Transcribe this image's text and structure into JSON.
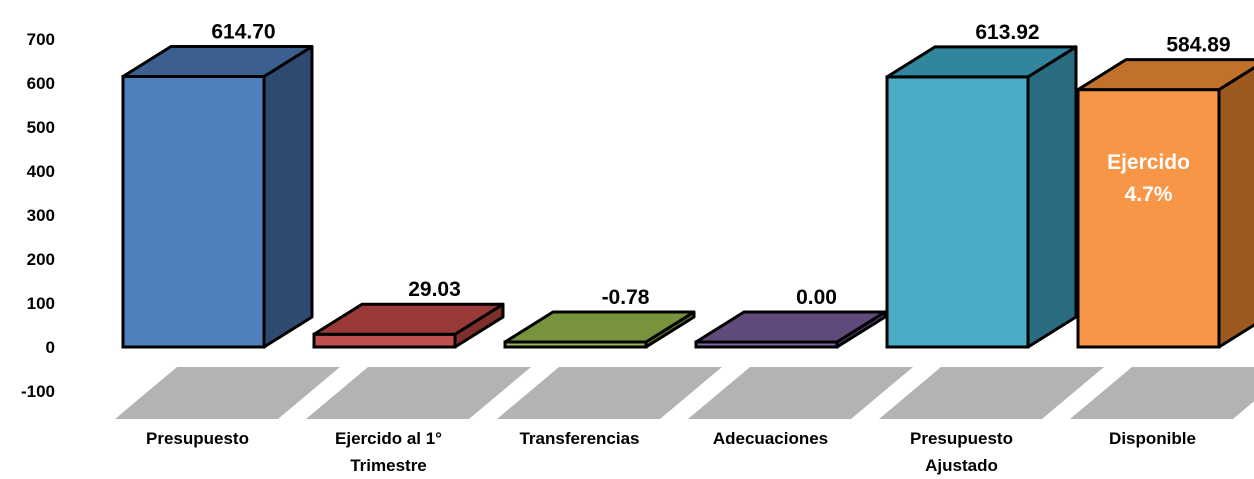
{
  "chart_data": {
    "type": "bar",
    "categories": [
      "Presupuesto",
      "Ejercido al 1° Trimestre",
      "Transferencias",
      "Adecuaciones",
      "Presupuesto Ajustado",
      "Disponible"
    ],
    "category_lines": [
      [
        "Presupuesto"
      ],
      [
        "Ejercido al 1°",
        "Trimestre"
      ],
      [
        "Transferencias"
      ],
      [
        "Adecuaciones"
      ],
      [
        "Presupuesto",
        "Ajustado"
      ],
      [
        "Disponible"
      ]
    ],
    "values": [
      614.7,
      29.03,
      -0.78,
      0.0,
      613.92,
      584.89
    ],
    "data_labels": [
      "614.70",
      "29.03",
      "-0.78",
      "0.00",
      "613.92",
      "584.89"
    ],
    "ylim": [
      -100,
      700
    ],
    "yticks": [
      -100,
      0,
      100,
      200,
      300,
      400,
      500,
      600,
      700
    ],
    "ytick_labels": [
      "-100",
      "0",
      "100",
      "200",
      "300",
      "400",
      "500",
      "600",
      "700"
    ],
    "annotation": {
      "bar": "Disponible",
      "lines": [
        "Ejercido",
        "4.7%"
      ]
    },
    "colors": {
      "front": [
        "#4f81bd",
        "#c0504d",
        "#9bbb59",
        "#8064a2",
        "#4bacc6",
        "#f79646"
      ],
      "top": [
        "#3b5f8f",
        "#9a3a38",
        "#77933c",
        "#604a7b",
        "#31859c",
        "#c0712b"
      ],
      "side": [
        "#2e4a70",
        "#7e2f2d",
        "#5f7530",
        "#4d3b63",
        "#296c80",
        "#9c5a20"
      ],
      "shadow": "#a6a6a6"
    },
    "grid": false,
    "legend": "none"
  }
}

==

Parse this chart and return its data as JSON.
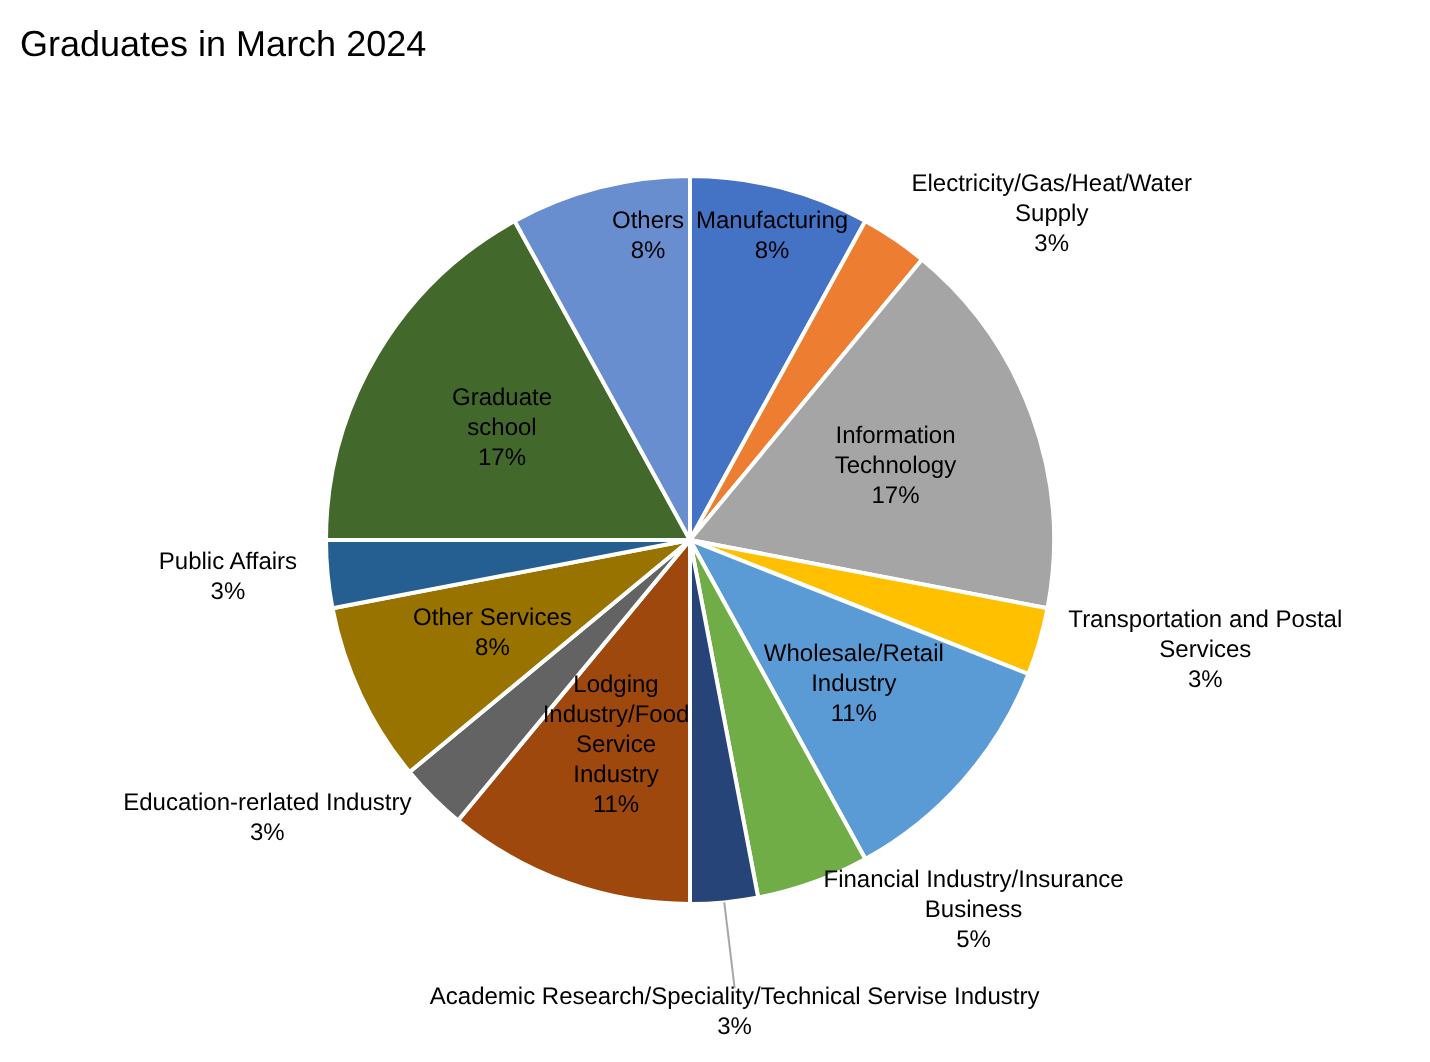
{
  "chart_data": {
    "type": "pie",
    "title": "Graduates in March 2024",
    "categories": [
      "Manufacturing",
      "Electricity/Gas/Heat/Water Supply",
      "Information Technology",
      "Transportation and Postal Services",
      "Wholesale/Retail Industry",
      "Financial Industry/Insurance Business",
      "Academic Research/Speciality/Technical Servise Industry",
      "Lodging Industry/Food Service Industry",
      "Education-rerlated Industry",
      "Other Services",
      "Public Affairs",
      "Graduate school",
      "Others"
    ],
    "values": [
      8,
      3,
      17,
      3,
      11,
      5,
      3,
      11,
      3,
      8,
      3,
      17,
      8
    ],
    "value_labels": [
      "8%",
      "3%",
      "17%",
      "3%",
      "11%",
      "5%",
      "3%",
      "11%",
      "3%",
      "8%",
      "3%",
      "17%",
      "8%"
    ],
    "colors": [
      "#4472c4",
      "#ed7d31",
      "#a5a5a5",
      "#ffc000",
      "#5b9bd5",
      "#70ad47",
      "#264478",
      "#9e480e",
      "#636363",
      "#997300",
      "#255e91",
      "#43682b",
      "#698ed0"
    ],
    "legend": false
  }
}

### [WHAT IS BEING ASKED]
From the listing above, pick out each line where the word "Presupuesto" appears.

### [FINISHED EXERCISE]
      "Presupuesto",
      "Presupuesto Ajustado",
        "Presupuesto"
        "Presupuesto",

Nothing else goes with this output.